— Begin Records shown —

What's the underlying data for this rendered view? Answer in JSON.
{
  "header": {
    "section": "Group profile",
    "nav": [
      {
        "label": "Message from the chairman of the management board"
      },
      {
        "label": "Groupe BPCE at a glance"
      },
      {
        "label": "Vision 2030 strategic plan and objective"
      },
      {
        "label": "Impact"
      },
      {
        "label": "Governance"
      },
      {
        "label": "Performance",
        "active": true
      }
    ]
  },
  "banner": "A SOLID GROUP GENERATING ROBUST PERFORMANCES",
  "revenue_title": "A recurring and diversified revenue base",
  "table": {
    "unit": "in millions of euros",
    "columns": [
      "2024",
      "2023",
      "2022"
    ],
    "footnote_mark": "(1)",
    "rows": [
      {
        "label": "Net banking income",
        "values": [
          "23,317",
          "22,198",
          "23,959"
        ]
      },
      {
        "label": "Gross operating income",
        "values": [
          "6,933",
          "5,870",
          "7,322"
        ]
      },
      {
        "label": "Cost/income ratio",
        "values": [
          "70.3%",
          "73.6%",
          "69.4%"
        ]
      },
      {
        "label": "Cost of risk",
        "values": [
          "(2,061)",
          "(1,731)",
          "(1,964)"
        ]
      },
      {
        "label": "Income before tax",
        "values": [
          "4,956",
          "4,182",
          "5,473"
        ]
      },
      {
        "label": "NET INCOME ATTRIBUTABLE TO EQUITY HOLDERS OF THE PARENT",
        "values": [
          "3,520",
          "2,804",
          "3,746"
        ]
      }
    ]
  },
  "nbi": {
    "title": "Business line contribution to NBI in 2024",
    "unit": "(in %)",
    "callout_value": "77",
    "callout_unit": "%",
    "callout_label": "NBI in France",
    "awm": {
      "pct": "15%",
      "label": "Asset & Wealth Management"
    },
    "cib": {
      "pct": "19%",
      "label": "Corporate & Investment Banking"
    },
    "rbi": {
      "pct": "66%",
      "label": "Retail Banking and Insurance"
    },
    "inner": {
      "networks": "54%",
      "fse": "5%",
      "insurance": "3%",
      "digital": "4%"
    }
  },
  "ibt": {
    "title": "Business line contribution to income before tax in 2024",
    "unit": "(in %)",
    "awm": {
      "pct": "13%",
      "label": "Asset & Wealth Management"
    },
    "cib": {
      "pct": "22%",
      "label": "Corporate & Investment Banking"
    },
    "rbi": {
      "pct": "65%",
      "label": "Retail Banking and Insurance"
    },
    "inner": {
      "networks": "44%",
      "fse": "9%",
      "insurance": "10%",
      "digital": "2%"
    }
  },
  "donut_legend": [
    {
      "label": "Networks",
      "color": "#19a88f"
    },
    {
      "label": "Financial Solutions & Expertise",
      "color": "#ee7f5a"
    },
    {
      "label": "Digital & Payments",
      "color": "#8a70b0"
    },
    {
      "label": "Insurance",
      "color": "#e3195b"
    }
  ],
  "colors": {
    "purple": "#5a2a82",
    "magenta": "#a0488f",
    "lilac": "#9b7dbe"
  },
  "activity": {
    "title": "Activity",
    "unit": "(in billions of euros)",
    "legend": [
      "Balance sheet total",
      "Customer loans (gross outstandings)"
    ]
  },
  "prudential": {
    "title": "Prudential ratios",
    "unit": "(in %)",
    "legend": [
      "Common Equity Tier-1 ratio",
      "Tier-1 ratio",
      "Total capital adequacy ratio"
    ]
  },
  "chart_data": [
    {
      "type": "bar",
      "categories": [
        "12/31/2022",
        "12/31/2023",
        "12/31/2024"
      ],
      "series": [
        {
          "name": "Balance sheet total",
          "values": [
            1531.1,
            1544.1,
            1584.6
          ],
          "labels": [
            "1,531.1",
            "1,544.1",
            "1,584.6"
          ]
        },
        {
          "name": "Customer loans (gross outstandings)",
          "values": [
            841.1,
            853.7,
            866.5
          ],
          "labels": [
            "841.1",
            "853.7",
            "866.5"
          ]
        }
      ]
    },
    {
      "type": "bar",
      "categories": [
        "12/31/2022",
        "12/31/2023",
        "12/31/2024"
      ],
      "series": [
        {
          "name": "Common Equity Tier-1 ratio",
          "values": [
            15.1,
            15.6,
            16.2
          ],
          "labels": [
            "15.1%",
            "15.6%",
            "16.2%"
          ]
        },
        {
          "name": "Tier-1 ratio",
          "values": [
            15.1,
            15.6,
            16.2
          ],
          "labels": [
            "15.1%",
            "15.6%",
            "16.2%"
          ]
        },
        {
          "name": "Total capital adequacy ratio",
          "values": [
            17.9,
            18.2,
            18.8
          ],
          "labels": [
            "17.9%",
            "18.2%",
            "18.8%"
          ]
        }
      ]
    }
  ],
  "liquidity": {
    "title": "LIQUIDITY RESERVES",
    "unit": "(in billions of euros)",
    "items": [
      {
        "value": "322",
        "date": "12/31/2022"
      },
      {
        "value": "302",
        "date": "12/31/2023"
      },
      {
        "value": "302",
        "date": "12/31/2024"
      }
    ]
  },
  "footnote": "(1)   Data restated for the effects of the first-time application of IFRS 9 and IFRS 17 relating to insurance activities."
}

— End Records shown —

**Your goal:** Which lines contain the word "outstandings"? Copy each one.

**Output of the exercise:**
      "Customer loans (gross outstandings)"
          "name": "Customer loans (gross outstandings)",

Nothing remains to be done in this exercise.